▶ _Your instructions_
Your job is to retype all of the data word for word, leaving every image out.

** start Given entries **

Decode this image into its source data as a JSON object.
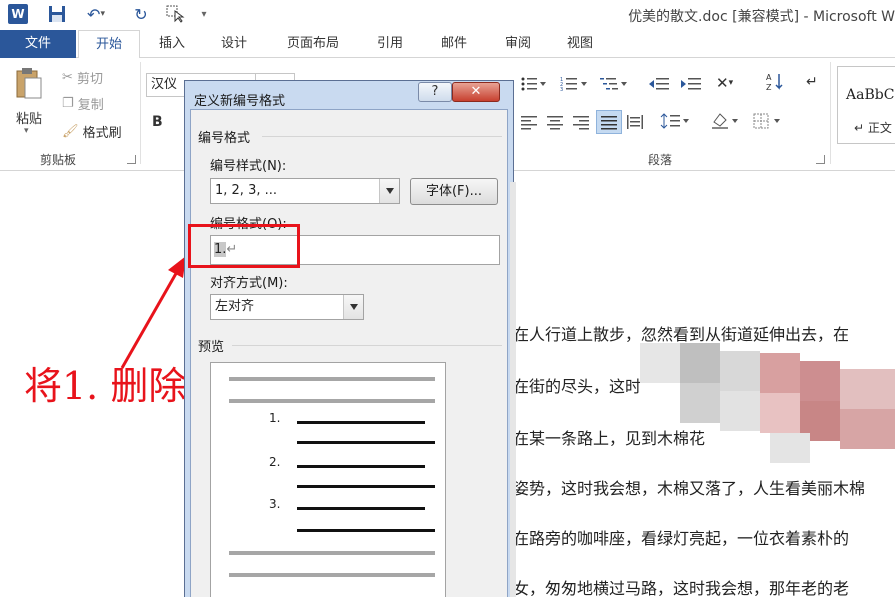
{
  "titlebar": {
    "app_icon_letter": "W",
    "title": "优美的散文.doc [兼容模式] - Microsoft W"
  },
  "tabs": {
    "file": "文件",
    "home": "开始",
    "insert": "插入",
    "design": "设计",
    "layout": "页面布局",
    "references": "引用",
    "mailings": "邮件",
    "review": "审阅",
    "view": "视图"
  },
  "ribbon": {
    "paste": "粘贴",
    "cut": "剪切",
    "copy": "复制",
    "format_painter": "格式刷",
    "clipboard_group": "剪贴板",
    "font_name": "汉仪",
    "bold": "B",
    "paragraph_group": "段落",
    "style_sample": "AaBbC",
    "style_normal": "↵ 正文"
  },
  "dialog": {
    "title": "定义新编号格式",
    "help": "?",
    "close": "✕",
    "section_number_format": "编号格式",
    "number_style_label": "编号样式(N):",
    "number_style_value": "1, 2, 3, ...",
    "font_button": "字体(F)...",
    "number_format_label": "编号格式(O):",
    "number_format_value": "1.",
    "paragraph_mark": "↵",
    "alignment_label": "对齐方式(M):",
    "alignment_value": "左对齐",
    "preview_label": "预览",
    "preview_numbers": [
      "1.",
      "2.",
      "3."
    ]
  },
  "annotation": {
    "text": "将1. 删除"
  },
  "document": {
    "lines": [
      "在人行道上散步，忽然看到从街道延伸出去，在",
      "在街的尽头，这时",
      "在某一条路上，见到木棉花",
      "姿势，这时我会想，木棉又落了，人生看美丽木棉",
      "在路旁的咖啡座，看绿灯亮起，一位衣着素朴的",
      "女，匆匆地横过马路，这时我会想，那年老的老"
    ]
  },
  "colors": {
    "accent": "#2b579a",
    "annotation_red": "#e8131b",
    "close_red": "#c7402f"
  }
}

** end Given entries **

▶ _Task result_
Decode this image into its source data as a JSON object.
{
  "titlebar": {
    "app_icon_letter": "W",
    "title": "优美的散文.doc [兼容模式] - Microsoft W"
  },
  "tabs": {
    "file": "文件",
    "home": "开始",
    "insert": "插入",
    "design": "设计",
    "layout": "页面布局",
    "references": "引用",
    "mailings": "邮件",
    "review": "审阅",
    "view": "视图"
  },
  "ribbon": {
    "paste": "粘贴",
    "cut": "剪切",
    "copy": "复制",
    "format_painter": "格式刷",
    "clipboard_group": "剪贴板",
    "font_name": "汉仪",
    "bold": "B",
    "paragraph_group": "段落",
    "style_sample": "AaBbC",
    "style_normal": "↵ 正文"
  },
  "dialog": {
    "title": "定义新编号格式",
    "help": "?",
    "close": "✕",
    "section_number_format": "编号格式",
    "number_style_label": "编号样式(N):",
    "number_style_value": "1, 2, 3, ...",
    "font_button": "字体(F)...",
    "number_format_label": "编号格式(O):",
    "number_format_value": "1.",
    "paragraph_mark": "↵",
    "alignment_label": "对齐方式(M):",
    "alignment_value": "左对齐",
    "preview_label": "预览",
    "preview_numbers": [
      "1.",
      "2.",
      "3."
    ]
  },
  "annotation": {
    "text": "将1. 删除"
  },
  "document": {
    "lines": [
      "在人行道上散步，忽然看到从街道延伸出去，在",
      "在街的尽头，这时",
      "在某一条路上，见到木棉花",
      "姿势，这时我会想，木棉又落了，人生看美丽木棉",
      "在路旁的咖啡座，看绿灯亮起，一位衣着素朴的",
      "女，匆匆地横过马路，这时我会想，那年老的老"
    ]
  },
  "colors": {
    "accent": "#2b579a",
    "annotation_red": "#e8131b",
    "close_red": "#c7402f"
  }
}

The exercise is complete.